## TASK MATERIAL:
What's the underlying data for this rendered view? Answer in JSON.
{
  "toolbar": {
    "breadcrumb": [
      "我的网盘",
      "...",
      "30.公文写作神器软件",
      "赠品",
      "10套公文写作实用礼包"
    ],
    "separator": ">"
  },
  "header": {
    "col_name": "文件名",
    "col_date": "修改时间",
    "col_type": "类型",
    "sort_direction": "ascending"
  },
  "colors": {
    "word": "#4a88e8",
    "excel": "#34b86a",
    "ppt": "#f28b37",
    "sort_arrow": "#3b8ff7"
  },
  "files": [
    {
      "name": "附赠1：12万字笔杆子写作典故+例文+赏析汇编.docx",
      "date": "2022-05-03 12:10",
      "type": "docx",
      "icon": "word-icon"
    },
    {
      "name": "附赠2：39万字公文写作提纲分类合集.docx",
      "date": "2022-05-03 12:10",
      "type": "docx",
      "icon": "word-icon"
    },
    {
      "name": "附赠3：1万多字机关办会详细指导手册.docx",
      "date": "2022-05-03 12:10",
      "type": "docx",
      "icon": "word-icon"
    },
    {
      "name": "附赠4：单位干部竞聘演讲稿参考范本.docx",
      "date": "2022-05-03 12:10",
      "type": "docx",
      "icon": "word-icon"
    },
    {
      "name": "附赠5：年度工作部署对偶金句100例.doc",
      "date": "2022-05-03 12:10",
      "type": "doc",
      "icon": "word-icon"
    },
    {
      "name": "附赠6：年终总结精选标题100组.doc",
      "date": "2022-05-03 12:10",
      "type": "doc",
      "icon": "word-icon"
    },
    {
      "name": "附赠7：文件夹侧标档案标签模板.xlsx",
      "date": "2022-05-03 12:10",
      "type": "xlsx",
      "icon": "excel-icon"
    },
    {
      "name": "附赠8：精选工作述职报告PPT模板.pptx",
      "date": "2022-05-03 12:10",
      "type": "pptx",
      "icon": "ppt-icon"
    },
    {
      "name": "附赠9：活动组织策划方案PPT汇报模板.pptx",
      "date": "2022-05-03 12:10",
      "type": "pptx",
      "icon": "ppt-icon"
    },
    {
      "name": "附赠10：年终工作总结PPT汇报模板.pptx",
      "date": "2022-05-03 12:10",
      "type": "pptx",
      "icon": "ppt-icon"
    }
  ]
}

## DIRECTIVE:
From the entries, report each line that includes the word "xlsx".

## SOLUTION FOR THIS TASK:
      "name": "附赠7：文件夹侧标档案标签模板.xlsx",
      "type": "xlsx",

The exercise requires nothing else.